Task: Output every record below exactly as it appears.
-- Begin Available records --
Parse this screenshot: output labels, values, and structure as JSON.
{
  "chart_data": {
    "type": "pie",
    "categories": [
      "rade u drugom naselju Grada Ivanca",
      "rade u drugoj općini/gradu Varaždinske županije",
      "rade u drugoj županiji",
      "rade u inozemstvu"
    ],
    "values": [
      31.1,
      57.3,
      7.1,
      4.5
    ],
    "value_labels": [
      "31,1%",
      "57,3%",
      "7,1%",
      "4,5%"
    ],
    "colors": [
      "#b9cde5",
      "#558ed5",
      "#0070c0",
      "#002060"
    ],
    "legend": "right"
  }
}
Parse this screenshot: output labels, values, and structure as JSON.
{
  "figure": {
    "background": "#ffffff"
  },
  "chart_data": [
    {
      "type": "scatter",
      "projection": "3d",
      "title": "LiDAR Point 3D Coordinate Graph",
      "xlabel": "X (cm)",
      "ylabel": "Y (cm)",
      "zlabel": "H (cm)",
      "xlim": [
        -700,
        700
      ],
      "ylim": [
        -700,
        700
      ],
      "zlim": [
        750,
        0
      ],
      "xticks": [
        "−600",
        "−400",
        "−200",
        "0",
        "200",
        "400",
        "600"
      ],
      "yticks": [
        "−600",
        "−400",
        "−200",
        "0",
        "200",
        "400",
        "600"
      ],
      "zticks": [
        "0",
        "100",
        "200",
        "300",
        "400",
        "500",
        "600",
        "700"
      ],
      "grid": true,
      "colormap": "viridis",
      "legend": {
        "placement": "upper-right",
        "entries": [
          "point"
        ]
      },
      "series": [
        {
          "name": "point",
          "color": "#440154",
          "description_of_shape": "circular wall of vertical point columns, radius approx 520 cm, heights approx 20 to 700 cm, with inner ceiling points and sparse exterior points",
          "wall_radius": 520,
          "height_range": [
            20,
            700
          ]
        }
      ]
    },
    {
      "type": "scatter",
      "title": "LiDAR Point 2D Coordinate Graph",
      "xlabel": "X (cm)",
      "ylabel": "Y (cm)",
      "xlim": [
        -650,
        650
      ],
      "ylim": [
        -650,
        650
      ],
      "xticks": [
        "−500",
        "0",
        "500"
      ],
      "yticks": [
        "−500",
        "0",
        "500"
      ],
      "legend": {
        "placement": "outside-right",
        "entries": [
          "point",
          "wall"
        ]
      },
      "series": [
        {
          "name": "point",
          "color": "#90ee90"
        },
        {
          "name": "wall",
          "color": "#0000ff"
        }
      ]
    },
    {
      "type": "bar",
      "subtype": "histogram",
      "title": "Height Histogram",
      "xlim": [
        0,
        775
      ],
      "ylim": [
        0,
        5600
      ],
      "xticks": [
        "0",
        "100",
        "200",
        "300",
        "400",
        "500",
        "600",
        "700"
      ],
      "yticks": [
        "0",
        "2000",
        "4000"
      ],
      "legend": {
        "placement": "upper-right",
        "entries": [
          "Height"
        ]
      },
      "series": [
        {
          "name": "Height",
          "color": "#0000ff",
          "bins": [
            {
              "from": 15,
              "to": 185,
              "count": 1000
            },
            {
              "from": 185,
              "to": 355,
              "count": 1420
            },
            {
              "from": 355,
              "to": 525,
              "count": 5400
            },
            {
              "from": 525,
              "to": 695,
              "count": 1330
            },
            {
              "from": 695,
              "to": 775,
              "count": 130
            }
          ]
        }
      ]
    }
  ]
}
-- End Available records --
Exercise solution:
Parse this screenshot: output labels, values, and structure as JSON.
{
  "chart_data": {
    "type": "pie",
    "categories": [
      "rade u drugom naselju Grada Ivanca",
      "rade u drugoj općini/gradu Varaždinske županije",
      "rade u drugoj županiji",
      "rade u inozemstvu"
    ],
    "values": [
      31.1,
      57.3,
      7.1,
      4.5
    ],
    "value_labels": [
      "31,1%",
      "57,3%",
      "7,1%",
      "4,5%"
    ],
    "colors": [
      "#b9cde5",
      "#558ed5",
      "#0070c0",
      "#002060"
    ],
    "legend": "right"
  }
}
Parse this screenshot: output labels, values, and structure as JSON.
{
  "figure": {
    "background": "#ffffff"
  },
  "chart_data": [
    {
      "type": "scatter",
      "projection": "3d",
      "title": "LiDAR Point 3D Coordinate Graph",
      "xlabel": "X (cm)",
      "ylabel": "Y (cm)",
      "zlabel": "H (cm)",
      "xlim": [
        -700,
        700
      ],
      "ylim": [
        -700,
        700
      ],
      "zlim": [
        750,
        0
      ],
      "xticks": [
        "−600",
        "−400",
        "−200",
        "0",
        "200",
        "400",
        "600"
      ],
      "yticks": [
        "−600",
        "−400",
        "−200",
        "0",
        "200",
        "400",
        "600"
      ],
      "zticks": [
        "0",
        "100",
        "200",
        "300",
        "400",
        "500",
        "600",
        "700"
      ],
      "grid": true,
      "colormap": "viridis",
      "legend": {
        "placement": "upper-right",
        "entries": [
          "point"
        ]
      },
      "series": [
        {
          "name": "point",
          "color": "#440154",
          "description_of_shape": "circular wall of vertical point columns, radius approx 520 cm, heights approx 20 to 700 cm, with inner ceiling points and sparse exterior points",
          "wall_radius": 520,
          "height_range": [
            20,
            700
          ]
        }
      ]
    },
    {
      "type": "scatter",
      "title": "LiDAR Point 2D Coordinate Graph",
      "xlabel": "X (cm)",
      "ylabel": "Y (cm)",
      "xlim": [
        -650,
        650
      ],
      "ylim": [
        -650,
        650
      ],
      "xticks": [
        "−500",
        "0",
        "500"
      ],
      "yticks": [
        "−500",
        "0",
        "500"
      ],
      "legend": {
        "placement": "outside-right",
        "entries": [
          "point",
          "wall"
        ]
      },
      "series": [
        {
          "name": "point",
          "color": "#90ee90"
        },
        {
          "name": "wall",
          "color": "#0000ff"
        }
      ]
    },
    {
      "type": "bar",
      "subtype": "histogram",
      "title": "Height Histogram",
      "xlim": [
        0,
        775
      ],
      "ylim": [
        0,
        5600
      ],
      "xticks": [
        "0",
        "100",
        "200",
        "300",
        "400",
        "500",
        "600",
        "700"
      ],
      "yticks": [
        "0",
        "2000",
        "4000"
      ],
      "legend": {
        "placement": "upper-right",
        "entries": [
          "Height"
        ]
      },
      "series": [
        {
          "name": "Height",
          "color": "#0000ff",
          "bins": [
            {
              "from": 15,
              "to": 185,
              "count": 1000
            },
            {
              "from": 185,
              "to": 355,
              "count": 1420
            },
            {
              "from": 355,
              "to": 525,
              "count": 5400
            },
            {
              "from": 525,
              "to": 695,
              "count": 1330
            },
            {
              "from": 695,
              "to": 775,
              "count": 130
            }
          ]
        }
      ]
    }
  ]
}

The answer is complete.